— Start of Stored data —
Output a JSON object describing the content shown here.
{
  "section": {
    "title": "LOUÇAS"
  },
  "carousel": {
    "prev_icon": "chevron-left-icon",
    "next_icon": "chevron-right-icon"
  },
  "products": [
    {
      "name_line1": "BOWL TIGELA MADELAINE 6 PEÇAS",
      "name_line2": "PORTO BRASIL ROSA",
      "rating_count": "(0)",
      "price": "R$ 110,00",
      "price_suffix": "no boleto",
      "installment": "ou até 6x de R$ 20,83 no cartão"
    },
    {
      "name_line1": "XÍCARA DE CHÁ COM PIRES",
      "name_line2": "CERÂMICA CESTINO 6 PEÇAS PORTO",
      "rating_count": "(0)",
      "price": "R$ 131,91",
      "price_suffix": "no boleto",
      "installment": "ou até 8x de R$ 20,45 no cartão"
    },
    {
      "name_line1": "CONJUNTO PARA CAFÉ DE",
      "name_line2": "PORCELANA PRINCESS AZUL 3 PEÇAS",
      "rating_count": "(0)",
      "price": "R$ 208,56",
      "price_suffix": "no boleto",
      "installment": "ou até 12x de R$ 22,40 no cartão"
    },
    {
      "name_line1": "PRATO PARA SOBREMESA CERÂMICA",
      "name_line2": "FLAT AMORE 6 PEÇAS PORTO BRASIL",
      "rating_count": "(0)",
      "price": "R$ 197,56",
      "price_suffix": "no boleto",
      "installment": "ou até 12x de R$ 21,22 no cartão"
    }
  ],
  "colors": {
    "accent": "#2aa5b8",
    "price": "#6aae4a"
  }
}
— End of Stored data —
Each line of the listing should be copied exactly.

Finished exercise >>
Output a JSON object describing the content shown here.
{
  "section": {
    "title": "LOUÇAS"
  },
  "carousel": {
    "prev_icon": "chevron-left-icon",
    "next_icon": "chevron-right-icon"
  },
  "products": [
    {
      "name_line1": "BOWL TIGELA MADELAINE 6 PEÇAS",
      "name_line2": "PORTO BRASIL ROSA",
      "rating_count": "(0)",
      "price": "R$ 110,00",
      "price_suffix": "no boleto",
      "installment": "ou até 6x de R$ 20,83 no cartão"
    },
    {
      "name_line1": "XÍCARA DE CHÁ COM PIRES",
      "name_line2": "CERÂMICA CESTINO 6 PEÇAS PORTO",
      "rating_count": "(0)",
      "price": "R$ 131,91",
      "price_suffix": "no boleto",
      "installment": "ou até 8x de R$ 20,45 no cartão"
    },
    {
      "name_line1": "CONJUNTO PARA CAFÉ DE",
      "name_line2": "PORCELANA PRINCESS AZUL 3 PEÇAS",
      "rating_count": "(0)",
      "price": "R$ 208,56",
      "price_suffix": "no boleto",
      "installment": "ou até 12x de R$ 22,40 no cartão"
    },
    {
      "name_line1": "PRATO PARA SOBREMESA CERÂMICA",
      "name_line2": "FLAT AMORE 6 PEÇAS PORTO BRASIL",
      "rating_count": "(0)",
      "price": "R$ 197,56",
      "price_suffix": "no boleto",
      "installment": "ou até 12x de R$ 21,22 no cartão"
    }
  ],
  "colors": {
    "accent": "#2aa5b8",
    "price": "#6aae4a"
  }
}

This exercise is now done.